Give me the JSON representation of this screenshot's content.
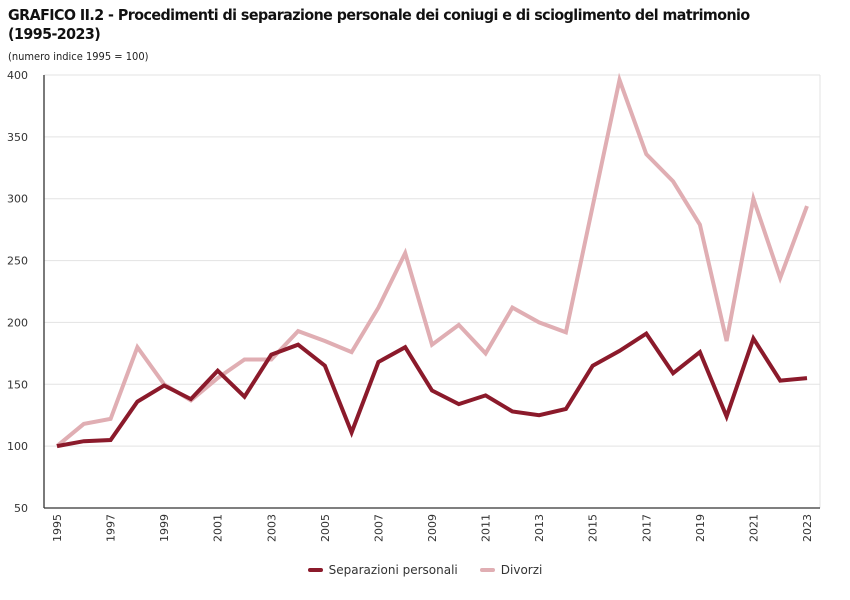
{
  "header": {
    "title": "GRAFICO II.2 - Procedimenti di separazione personale dei coniugi e di scioglimento del matrimonio (1995-2023)",
    "subtitle": "(numero indice 1995 = 100)"
  },
  "chart_data": {
    "type": "line",
    "title": "GRAFICO II.2 - Procedimenti di separazione personale dei coniugi e di scioglimento del matrimonio (1995-2023)",
    "subtitle": "(numero indice 1995 = 100)",
    "xlabel": "",
    "ylabel": "",
    "x": [
      1995,
      1996,
      1997,
      1998,
      1999,
      2000,
      2001,
      2002,
      2003,
      2004,
      2005,
      2006,
      2007,
      2008,
      2009,
      2010,
      2011,
      2012,
      2013,
      2014,
      2015,
      2016,
      2017,
      2018,
      2019,
      2020,
      2021,
      2022,
      2023
    ],
    "x_tick_labels": [
      "1995",
      "1997",
      "1999",
      "2001",
      "2003",
      "2005",
      "2007",
      "2009",
      "2011",
      "2013",
      "2015",
      "2017",
      "2019",
      "2021",
      "2023"
    ],
    "ylim": [
      50,
      400
    ],
    "y_ticks": [
      50,
      100,
      150,
      200,
      250,
      300,
      350,
      400
    ],
    "grid": true,
    "legend_position": "bottom",
    "series": [
      {
        "name": "Separazioni personali",
        "color": "#8B1A2B",
        "values": [
          100,
          104,
          105,
          136,
          149,
          138,
          161,
          140,
          174,
          182,
          165,
          111,
          168,
          180,
          145,
          134,
          141,
          128,
          125,
          130,
          165,
          177,
          191,
          159,
          176,
          124,
          187,
          153,
          155
        ]
      },
      {
        "name": "Divorzi",
        "color": "#E0AEB3",
        "values": [
          100,
          118,
          122,
          180,
          150,
          137,
          155,
          170,
          170,
          193,
          185,
          176,
          212,
          256,
          182,
          198,
          175,
          212,
          200,
          192,
          294,
          396,
          336,
          314,
          279,
          185,
          300,
          236,
          294
        ]
      }
    ]
  }
}
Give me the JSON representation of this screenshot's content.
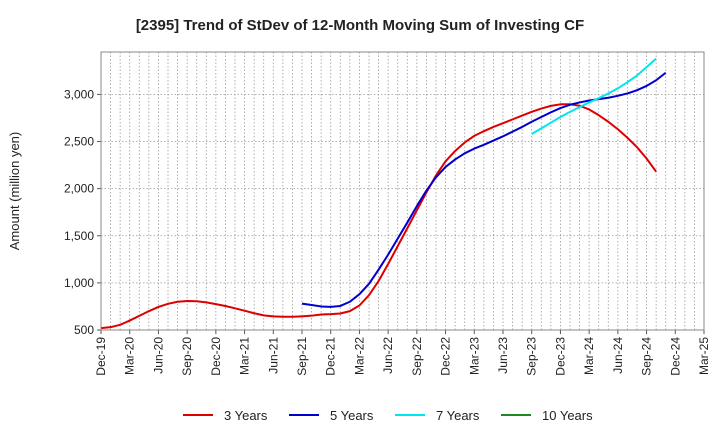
{
  "chart_data": {
    "type": "line",
    "title": "[2395]  Trend of StDev of 12-Month Moving Sum of Investing CF",
    "ylabel": "Amount (million yen)",
    "xlabel": "",
    "ylim": [
      500,
      3450
    ],
    "yticks": [
      500,
      1000,
      1500,
      2000,
      2500,
      3000
    ],
    "ytick_labels": [
      "500",
      "1,000",
      "1,500",
      "2,000",
      "2,500",
      "3,000"
    ],
    "xtick_labels": [
      "Dec-19",
      "Mar-20",
      "Jun-20",
      "Sep-20",
      "Dec-20",
      "Mar-21",
      "Jun-21",
      "Sep-21",
      "Dec-21",
      "Mar-22",
      "Jun-22",
      "Sep-22",
      "Dec-22",
      "Mar-23",
      "Jun-23",
      "Sep-23",
      "Dec-23",
      "Mar-24",
      "Jun-24",
      "Sep-24",
      "Dec-24",
      "Mar-25"
    ],
    "grid": true,
    "legend_position": "bottom",
    "series": [
      {
        "name": "3 Years",
        "color": "#dd0000",
        "start_index": 0,
        "values": [
          520,
          530,
          555,
          600,
          650,
          700,
          745,
          778,
          800,
          808,
          805,
          793,
          775,
          755,
          730,
          705,
          678,
          655,
          645,
          640,
          640,
          645,
          652,
          665,
          668,
          675,
          700,
          760,
          870,
          1020,
          1200,
          1390,
          1580,
          1770,
          1960,
          2140,
          2290,
          2400,
          2490,
          2560,
          2610,
          2655,
          2695,
          2735,
          2775,
          2815,
          2850,
          2878,
          2895,
          2895,
          2880,
          2840,
          2780,
          2710,
          2630,
          2540,
          2440,
          2320,
          2180
        ]
      },
      {
        "name": "5 Years",
        "color": "#0000cc",
        "start_index": 21,
        "values": [
          780,
          765,
          750,
          745,
          755,
          800,
          880,
          990,
          1140,
          1300,
          1470,
          1640,
          1815,
          1980,
          2120,
          2230,
          2310,
          2375,
          2425,
          2465,
          2510,
          2555,
          2605,
          2655,
          2710,
          2760,
          2810,
          2855,
          2890,
          2915,
          2935,
          2950,
          2965,
          2985,
          3010,
          3045,
          3090,
          3150,
          3230
        ]
      },
      {
        "name": "7 Years",
        "color": "#00e5ee",
        "start_index": 45,
        "values": [
          2580,
          2640,
          2700,
          2760,
          2815,
          2865,
          2915,
          2960,
          3010,
          3065,
          3130,
          3200,
          3290,
          3380
        ]
      },
      {
        "name": "10 Years",
        "color": "#228822",
        "start_index": 0,
        "values": []
      }
    ]
  }
}
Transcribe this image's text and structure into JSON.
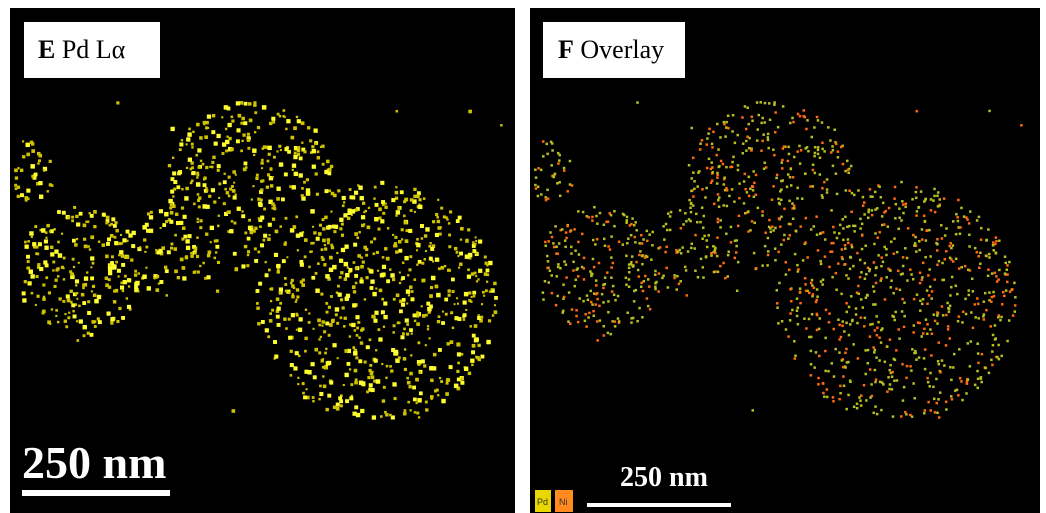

-----

→ WRITTEN TASK
Return the full material word for word. Do not include the pictures.

→ EXERCISE RESULT
Give me the JSON representation of this screenshot's content.
{
  "header": {
    "title": "GRAFICO II.2 - Procedimenti di separazione personale dei coniugi e di scioglimento del matrimonio (1995-2023)",
    "subtitle": "(numero indice 1995 = 100)"
  },
  "chart_data": {
    "type": "line",
    "title": "GRAFICO II.2 - Procedimenti di separazione personale dei coniugi e di scioglimento del matrimonio (1995-2023)",
    "subtitle": "(numero indice 1995 = 100)",
    "xlabel": "",
    "ylabel": "",
    "x": [
      1995,
      1996,
      1997,
      1998,
      1999,
      2000,
      2001,
      2002,
      2003,
      2004,
      2005,
      2006,
      2007,
      2008,
      2009,
      2010,
      2011,
      2012,
      2013,
      2014,
      2015,
      2016,
      2017,
      2018,
      2019,
      2020,
      2021,
      2022,
      2023
    ],
    "x_tick_labels": [
      "1995",
      "1997",
      "1999",
      "2001",
      "2003",
      "2005",
      "2007",
      "2009",
      "2011",
      "2013",
      "2015",
      "2017",
      "2019",
      "2021",
      "2023"
    ],
    "ylim": [
      50,
      400
    ],
    "y_ticks": [
      50,
      100,
      150,
      200,
      250,
      300,
      350,
      400
    ],
    "grid": true,
    "legend_position": "bottom",
    "series": [
      {
        "name": "Separazioni personali",
        "color": "#8B1A2B",
        "values": [
          100,
          104,
          105,
          136,
          149,
          138,
          161,
          140,
          174,
          182,
          165,
          111,
          168,
          180,
          145,
          134,
          141,
          128,
          125,
          130,
          165,
          177,
          191,
          159,
          176,
          124,
          187,
          153,
          155
        ]
      },
      {
        "name": "Divorzi",
        "color": "#E0AEB3",
        "values": [
          100,
          118,
          122,
          180,
          150,
          137,
          155,
          170,
          170,
          193,
          185,
          176,
          212,
          256,
          182,
          198,
          175,
          212,
          200,
          192,
          294,
          396,
          336,
          314,
          279,
          185,
          300,
          236,
          294
        ]
      }
    ]
  }
}
Give me the JSON representation of this screenshot's content.
{
  "chart_data": {
    "type": "line",
    "title": "[2395]  Trend of StDev of 12-Month Moving Sum of Investing CF",
    "ylabel": "Amount (million yen)",
    "xlabel": "",
    "ylim": [
      500,
      3450
    ],
    "yticks": [
      500,
      1000,
      1500,
      2000,
      2500,
      3000
    ],
    "ytick_labels": [
      "500",
      "1,000",
      "1,500",
      "2,000",
      "2,500",
      "3,000"
    ],
    "xtick_labels": [
      "Dec-19",
      "Mar-20",
      "Jun-20",
      "Sep-20",
      "Dec-20",
      "Mar-21",
      "Jun-21",
      "Sep-21",
      "Dec-21",
      "Mar-22",
      "Jun-22",
      "Sep-22",
      "Dec-22",
      "Mar-23",
      "Jun-23",
      "Sep-23",
      "Dec-23",
      "Mar-24",
      "Jun-24",
      "Sep-24",
      "Dec-24",
      "Mar-25"
    ],
    "grid": true,
    "legend_position": "bottom",
    "series": [
      {
        "name": "3 Years",
        "color": "#dd0000",
        "start_index": 0,
        "values": [
          520,
          530,
          555,
          600,
          650,
          700,
          745,
          778,
          800,
          808,
          805,
          793,
          775,
          755,
          730,
          705,
          678,
          655,
          645,
          640,
          640,
          645,
          652,
          665,
          668,
          675,
          700,
          760,
          870,
          1020,
          1200,
          1390,
          1580,
          1770,
          1960,
          2140,
          2290,
          2400,
          2490,
          2560,
          2610,
          2655,
          2695,
          2735,
          2775,
          2815,
          2850,
          2878,
          2895,
          2895,
          2880,
          2840,
          2780,
          2710,
          2630,
          2540,
          2440,
          2320,
          2180
        ]
      },
      {
        "name": "5 Years",
        "color": "#0000cc",
        "start_index": 21,
        "values": [
          780,
          765,
          750,
          745,
          755,
          800,
          880,
          990,
          1140,
          1300,
          1470,
          1640,
          1815,
          1980,
          2120,
          2230,
          2310,
          2375,
          2425,
          2465,
          2510,
          2555,
          2605,
          2655,
          2710,
          2760,
          2810,
          2855,
          2890,
          2915,
          2935,
          2950,
          2965,
          2985,
          3010,
          3045,
          3090,
          3150,
          3230
        ]
      },
      {
        "name": "7 Years",
        "color": "#00e5ee",
        "start_index": 45,
        "values": [
          2580,
          2640,
          2700,
          2760,
          2815,
          2865,
          2915,
          2960,
          3010,
          3065,
          3130,
          3200,
          3290,
          3380
        ]
      },
      {
        "name": "10 Years",
        "color": "#228822",
        "start_index": 0,
        "values": []
      }
    ]
  }
}
Transcribe this image's text and structure into JSON.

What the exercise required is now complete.